#### What you are asked to do
Every line that contains the word "clock" should be copied out.

#### Extracted data entries
§ §

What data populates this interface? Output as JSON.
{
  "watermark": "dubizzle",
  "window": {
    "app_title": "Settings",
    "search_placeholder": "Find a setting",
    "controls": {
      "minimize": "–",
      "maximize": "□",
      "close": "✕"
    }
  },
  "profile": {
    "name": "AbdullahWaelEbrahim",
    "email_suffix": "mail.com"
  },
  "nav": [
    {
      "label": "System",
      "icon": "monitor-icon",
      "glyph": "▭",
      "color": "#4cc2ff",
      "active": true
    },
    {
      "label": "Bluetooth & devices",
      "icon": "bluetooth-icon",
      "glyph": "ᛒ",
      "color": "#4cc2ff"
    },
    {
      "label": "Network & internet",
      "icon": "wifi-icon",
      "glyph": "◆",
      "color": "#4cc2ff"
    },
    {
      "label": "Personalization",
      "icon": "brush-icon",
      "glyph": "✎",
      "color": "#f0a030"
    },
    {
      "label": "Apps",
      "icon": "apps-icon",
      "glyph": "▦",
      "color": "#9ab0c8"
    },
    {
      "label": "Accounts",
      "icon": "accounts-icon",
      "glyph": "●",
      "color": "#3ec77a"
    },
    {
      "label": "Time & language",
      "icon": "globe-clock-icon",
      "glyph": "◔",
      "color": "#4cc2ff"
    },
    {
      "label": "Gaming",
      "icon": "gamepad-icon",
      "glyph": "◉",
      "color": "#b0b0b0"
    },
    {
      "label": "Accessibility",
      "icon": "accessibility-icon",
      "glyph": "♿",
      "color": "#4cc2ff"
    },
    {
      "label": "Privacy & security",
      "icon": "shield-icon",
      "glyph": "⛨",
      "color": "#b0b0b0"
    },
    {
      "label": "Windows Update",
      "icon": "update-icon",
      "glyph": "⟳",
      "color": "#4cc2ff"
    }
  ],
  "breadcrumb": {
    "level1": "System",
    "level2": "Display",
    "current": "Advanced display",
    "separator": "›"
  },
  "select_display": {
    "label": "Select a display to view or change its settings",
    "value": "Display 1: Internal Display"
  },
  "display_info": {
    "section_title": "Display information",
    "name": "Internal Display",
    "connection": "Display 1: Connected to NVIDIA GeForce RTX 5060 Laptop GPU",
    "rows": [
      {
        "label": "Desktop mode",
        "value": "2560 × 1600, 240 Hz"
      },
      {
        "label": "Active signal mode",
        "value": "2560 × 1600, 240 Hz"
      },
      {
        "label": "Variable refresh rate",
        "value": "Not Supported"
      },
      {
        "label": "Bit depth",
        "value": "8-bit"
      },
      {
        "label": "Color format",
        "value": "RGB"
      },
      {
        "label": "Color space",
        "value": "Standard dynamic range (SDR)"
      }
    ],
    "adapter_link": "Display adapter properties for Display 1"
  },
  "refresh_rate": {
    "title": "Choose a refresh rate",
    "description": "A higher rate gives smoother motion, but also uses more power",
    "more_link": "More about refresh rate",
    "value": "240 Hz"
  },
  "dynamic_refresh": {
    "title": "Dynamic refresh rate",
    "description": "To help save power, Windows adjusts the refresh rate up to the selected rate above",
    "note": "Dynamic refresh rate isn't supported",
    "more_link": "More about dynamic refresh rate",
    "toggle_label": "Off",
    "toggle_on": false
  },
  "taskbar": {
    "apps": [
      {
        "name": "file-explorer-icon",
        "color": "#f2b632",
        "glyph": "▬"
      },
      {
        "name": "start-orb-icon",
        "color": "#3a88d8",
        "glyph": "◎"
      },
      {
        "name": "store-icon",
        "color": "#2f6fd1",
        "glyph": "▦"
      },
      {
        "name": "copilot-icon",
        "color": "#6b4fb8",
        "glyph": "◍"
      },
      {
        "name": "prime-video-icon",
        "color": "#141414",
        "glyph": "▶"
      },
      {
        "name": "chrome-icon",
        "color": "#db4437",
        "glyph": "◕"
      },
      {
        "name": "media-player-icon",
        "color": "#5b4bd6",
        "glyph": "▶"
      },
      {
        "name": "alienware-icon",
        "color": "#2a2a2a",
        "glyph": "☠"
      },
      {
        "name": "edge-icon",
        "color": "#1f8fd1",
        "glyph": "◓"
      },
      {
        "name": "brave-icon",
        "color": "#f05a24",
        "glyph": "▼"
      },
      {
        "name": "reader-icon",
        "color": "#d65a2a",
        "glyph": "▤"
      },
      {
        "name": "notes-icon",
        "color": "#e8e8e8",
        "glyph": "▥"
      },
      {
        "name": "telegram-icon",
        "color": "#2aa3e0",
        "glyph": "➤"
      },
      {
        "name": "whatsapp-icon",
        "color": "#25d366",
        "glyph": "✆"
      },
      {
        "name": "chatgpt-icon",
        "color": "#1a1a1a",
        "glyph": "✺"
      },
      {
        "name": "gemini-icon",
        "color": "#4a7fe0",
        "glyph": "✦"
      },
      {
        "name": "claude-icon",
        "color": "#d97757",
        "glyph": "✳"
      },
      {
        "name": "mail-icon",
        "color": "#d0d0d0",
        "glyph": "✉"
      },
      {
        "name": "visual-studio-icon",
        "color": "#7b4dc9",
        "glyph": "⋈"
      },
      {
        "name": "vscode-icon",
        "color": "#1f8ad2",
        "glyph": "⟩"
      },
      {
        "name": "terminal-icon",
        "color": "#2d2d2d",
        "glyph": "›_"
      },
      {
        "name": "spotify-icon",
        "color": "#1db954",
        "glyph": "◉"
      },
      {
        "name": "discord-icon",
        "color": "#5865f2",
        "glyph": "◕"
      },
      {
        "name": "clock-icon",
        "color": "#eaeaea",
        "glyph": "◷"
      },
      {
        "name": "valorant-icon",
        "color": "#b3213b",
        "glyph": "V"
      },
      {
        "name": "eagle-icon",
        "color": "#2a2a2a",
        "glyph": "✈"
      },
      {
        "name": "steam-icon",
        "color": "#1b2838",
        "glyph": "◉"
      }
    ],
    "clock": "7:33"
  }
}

§ §

#### Full output
      "icon": "globe-clock-icon",
        "name": "clock-icon",
    "clock": "7:33"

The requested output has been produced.